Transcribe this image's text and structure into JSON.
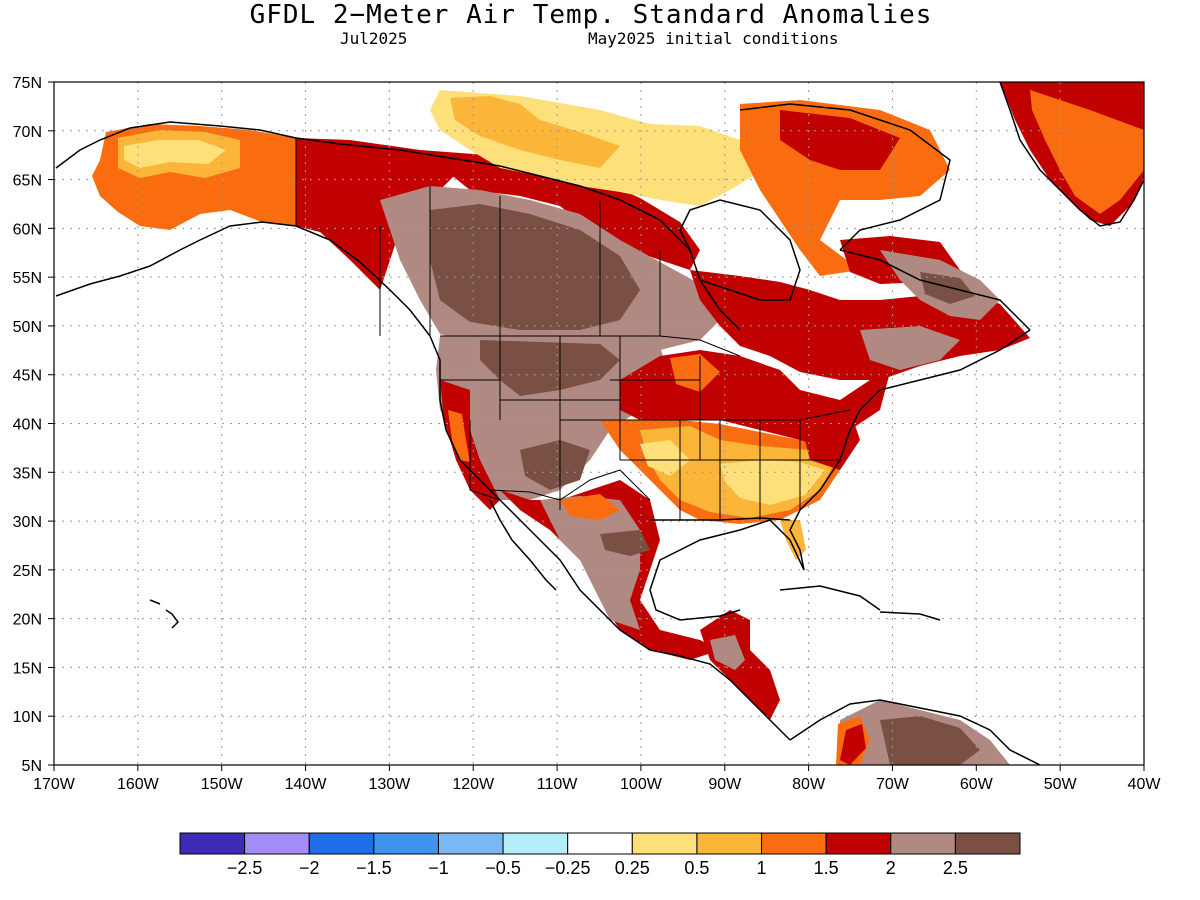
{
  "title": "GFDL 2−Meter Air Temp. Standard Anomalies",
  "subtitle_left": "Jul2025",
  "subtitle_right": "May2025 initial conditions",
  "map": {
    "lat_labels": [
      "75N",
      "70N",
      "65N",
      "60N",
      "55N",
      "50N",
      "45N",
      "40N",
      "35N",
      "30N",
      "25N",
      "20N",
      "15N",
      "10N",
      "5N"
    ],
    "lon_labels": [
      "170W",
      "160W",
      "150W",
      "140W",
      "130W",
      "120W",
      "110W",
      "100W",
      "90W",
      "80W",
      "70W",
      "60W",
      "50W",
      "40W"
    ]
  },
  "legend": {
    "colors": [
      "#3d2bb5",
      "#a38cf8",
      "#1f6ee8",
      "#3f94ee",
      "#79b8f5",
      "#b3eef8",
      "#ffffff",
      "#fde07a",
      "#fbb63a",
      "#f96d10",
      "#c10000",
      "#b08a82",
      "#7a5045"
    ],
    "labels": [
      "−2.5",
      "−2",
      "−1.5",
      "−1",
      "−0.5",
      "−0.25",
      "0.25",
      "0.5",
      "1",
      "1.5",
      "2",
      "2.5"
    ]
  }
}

▶ **YOUR TASK**: Each line in the records above should be reproduced exactly; images are not copied.

▶ **ANSWER BELOW**:
Transcribe this image's text and structure into JSON.
{
  "title": "GFDL 2−Meter Air Temp. Standard Anomalies",
  "subtitle_left": "Jul2025",
  "subtitle_right": "May2025 initial conditions",
  "map": {
    "lat_labels": [
      "75N",
      "70N",
      "65N",
      "60N",
      "55N",
      "50N",
      "45N",
      "40N",
      "35N",
      "30N",
      "25N",
      "20N",
      "15N",
      "10N",
      "5N"
    ],
    "lon_labels": [
      "170W",
      "160W",
      "150W",
      "140W",
      "130W",
      "120W",
      "110W",
      "100W",
      "90W",
      "80W",
      "70W",
      "60W",
      "50W",
      "40W"
    ]
  },
  "legend": {
    "colors": [
      "#3d2bb5",
      "#a38cf8",
      "#1f6ee8",
      "#3f94ee",
      "#79b8f5",
      "#b3eef8",
      "#ffffff",
      "#fde07a",
      "#fbb63a",
      "#f96d10",
      "#c10000",
      "#b08a82",
      "#7a5045"
    ],
    "labels": [
      "−2.5",
      "−2",
      "−1.5",
      "−1",
      "−0.5",
      "−0.25",
      "0.25",
      "0.5",
      "1",
      "1.5",
      "2",
      "2.5"
    ]
  }
}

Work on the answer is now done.